### THE PROBLEM
It is required that all of the data be written out exactly.

### DATA RECORDS
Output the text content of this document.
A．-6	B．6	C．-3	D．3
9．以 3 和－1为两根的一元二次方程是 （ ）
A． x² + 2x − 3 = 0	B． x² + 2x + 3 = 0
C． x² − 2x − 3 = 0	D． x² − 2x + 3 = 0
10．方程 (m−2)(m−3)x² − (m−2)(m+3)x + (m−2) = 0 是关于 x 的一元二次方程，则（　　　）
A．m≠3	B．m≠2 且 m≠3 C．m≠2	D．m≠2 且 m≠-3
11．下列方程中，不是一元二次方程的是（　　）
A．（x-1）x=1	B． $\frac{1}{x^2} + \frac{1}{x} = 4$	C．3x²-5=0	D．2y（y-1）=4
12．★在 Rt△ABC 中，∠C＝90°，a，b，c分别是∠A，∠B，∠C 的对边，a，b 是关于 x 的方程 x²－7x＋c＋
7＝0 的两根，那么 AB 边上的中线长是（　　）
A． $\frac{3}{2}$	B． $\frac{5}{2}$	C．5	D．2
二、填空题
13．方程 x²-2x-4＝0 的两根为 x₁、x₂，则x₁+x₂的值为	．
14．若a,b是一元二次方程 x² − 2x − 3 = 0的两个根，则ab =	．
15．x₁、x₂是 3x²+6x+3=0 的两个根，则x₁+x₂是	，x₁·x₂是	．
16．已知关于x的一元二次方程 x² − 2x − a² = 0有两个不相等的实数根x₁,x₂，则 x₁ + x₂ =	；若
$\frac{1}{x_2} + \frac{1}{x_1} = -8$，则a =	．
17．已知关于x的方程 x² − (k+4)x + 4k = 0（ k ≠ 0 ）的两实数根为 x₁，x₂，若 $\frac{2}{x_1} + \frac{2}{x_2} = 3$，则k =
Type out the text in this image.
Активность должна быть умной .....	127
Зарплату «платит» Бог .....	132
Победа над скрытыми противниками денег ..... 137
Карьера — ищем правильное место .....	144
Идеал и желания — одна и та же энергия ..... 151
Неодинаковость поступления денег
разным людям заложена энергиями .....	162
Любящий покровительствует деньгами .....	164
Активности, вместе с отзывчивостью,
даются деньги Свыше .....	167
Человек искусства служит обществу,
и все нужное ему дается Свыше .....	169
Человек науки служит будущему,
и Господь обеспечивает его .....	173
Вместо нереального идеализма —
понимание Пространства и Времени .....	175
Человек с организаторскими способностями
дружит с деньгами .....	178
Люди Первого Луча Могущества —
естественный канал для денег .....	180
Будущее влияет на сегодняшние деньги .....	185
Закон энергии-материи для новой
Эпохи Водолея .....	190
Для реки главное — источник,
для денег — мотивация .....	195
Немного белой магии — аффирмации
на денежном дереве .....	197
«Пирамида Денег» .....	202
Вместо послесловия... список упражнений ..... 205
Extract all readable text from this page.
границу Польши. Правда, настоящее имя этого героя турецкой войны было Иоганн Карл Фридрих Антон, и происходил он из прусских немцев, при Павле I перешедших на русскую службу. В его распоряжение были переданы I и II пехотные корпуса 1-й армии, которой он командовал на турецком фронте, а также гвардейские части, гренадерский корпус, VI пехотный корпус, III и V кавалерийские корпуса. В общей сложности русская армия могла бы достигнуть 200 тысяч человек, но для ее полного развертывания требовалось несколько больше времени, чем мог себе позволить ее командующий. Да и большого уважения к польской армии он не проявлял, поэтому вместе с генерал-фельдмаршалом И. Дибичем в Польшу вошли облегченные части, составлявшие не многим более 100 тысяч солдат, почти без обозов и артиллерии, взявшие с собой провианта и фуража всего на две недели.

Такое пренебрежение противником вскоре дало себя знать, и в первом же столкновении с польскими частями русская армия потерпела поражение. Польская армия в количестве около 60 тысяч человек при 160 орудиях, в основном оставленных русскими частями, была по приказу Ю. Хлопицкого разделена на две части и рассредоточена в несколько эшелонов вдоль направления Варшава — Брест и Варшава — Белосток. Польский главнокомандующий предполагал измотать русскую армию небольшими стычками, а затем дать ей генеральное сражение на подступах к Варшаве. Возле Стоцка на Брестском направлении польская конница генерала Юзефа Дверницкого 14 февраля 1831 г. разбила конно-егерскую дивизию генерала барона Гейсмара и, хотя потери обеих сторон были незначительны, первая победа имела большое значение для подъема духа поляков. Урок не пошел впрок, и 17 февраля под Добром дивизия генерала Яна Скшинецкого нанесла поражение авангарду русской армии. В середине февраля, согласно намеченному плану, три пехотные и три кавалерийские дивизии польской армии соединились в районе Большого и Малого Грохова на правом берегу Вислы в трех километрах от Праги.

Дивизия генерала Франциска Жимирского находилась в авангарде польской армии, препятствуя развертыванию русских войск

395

### WRITTEN RESPONSE
Output the text content of this document.
A．-6	B．6	C．-3	D．3
9．以 3 和－1为两根的一元二次方程是 （ ）
A． x² + 2x − 3 = 0	B． x² + 2x + 3 = 0
C． x² − 2x − 3 = 0	D． x² − 2x + 3 = 0
10．方程 (m−2)(m−3)x² − (m−2)(m+3)x + (m−2) = 0 是关于 x 的一元二次方程，则（　　　）
A．m≠3	B．m≠2 且 m≠3 C．m≠2	D．m≠2 且 m≠-3
11．下列方程中，不是一元二次方程的是（　　）
A．（x-1）x=1	B． $\frac{1}{x^2} + \frac{1}{x} = 4$	C．3x²-5=0	D．2y（y-1）=4
12．★在 Rt△ABC 中，∠C＝90°，a，b，c分别是∠A，∠B，∠C 的对边，a，b 是关于 x 的方程 x²－7x＋c＋
7＝0 的两根，那么 AB 边上的中线长是（　　）
A． $\frac{3}{2}$	B． $\frac{5}{2}$	C．5	D．2
二、填空题
13．方程 x²-2x-4＝0 的两根为 x₁、x₂，则x₁+x₂的值为	．
14．若a,b是一元二次方程 x² − 2x − 3 = 0的两个根，则ab =	．
15．x₁、x₂是 3x²+6x+3=0 的两个根，则x₁+x₂是	，x₁·x₂是	．
16．已知关于x的一元二次方程 x² − 2x − a² = 0有两个不相等的实数根x₁,x₂，则 x₁ + x₂ =	；若
$\frac{1}{x_2} + \frac{1}{x_1} = -8$，则a =	．
17．已知关于x的方程 x² − (k+4)x + 4k = 0（ k ≠ 0 ）的两实数根为 x₁，x₂，若 $\frac{2}{x_1} + \frac{2}{x_2} = 3$，则k =
Type out the text in this image.
Активность должна быть умной .....	127
Зарплату «платит» Бог .....	132
Победа над скрытыми противниками денег ..... 137
Карьера — ищем правильное место .....	144
Идеал и желания — одна и та же энергия ..... 151
Неодинаковость поступления денег
разным людям заложена энергиями .....	162
Любящий покровительствует деньгами .....	164
Активности, вместе с отзывчивостью,
даются деньги Свыше .....	167
Человек искусства служит обществу,
и все нужное ему дается Свыше .....	169
Человек науки служит будущему,
и Господь обеспечивает его .....	173
Вместо нереального идеализма —
понимание Пространства и Времени .....	175
Человек с организаторскими способностями
дружит с деньгами .....	178
Люди Первого Луча Могущества —
естественный канал для денег .....	180
Будущее влияет на сегодняшние деньги .....	185
Закон энергии-материи для новой
Эпохи Водолея .....	190
Для реки главное — источник,
для денег — мотивация .....	195
Немного белой магии — аффирмации
на денежном дереве .....	197
«Пирамида Денег» .....	202
Вместо послесловия... список упражнений ..... 205
Extract all readable text from this page.
границу Польши. Правда, настоящее имя этого героя турецкой войны было Иоганн Карл Фридрих Антон, и происходил он из прусских немцев, при Павле I перешедших на русскую службу. В его распоряжение были переданы I и II пехотные корпуса 1-й армии, которой он командовал на турецком фронте, а также гвардейские части, гренадерский корпус, VI пехотный корпус, III и V кавалерийские корпуса. В общей сложности русская армия могла бы достигнуть 200 тысяч человек, но для ее полного развертывания требовалось несколько больше времени, чем мог себе позволить ее командующий. Да и большого уважения к польской армии он не проявлял, поэтому вместе с генерал-фельдмаршалом И. Дибичем в Польшу вошли облегченные части, составлявшие не многим более 100 тысяч солдат, почти без обозов и артиллерии, взявшие с собой провианта и фуража всего на две недели.

Такое пренебрежение противником вскоре дало себя знать, и в первом же столкновении с польскими частями русская армия потерпела поражение. Польская армия в количестве около 60 тысяч человек при 160 орудиях, в основном оставленных русскими частями, была по приказу Ю. Хлопицкого разделена на две части и рассредоточена в несколько эшелонов вдоль направления Варшава — Брест и Варшава — Белосток. Польский главнокомандующий предполагал измотать русскую армию небольшими стычками, а затем дать ей генеральное сражение на подступах к Варшаве. Возле Стоцка на Брестском направлении польская конница генерала Юзефа Дверницкого 14 февраля 1831 г. разбила конно-егерскую дивизию генерала барона Гейсмара и, хотя потери обеих сторон были незначительны, первая победа имела большое значение для подъема духа поляков. Урок не пошел впрок, и 17 февраля под Добром дивизия генерала Яна Скшинецкого нанесла поражение авангарду русской армии. В середине февраля, согласно намеченному плану, три пехотные и три кавалерийские дивизии польской армии соединились в районе Большого и Малого Грохова на правом берегу Вислы в трех километрах от Праги.

Дивизия генерала Франциска Жимирского находилась в авангарде польской армии, препятствуя развертыванию русских войск

395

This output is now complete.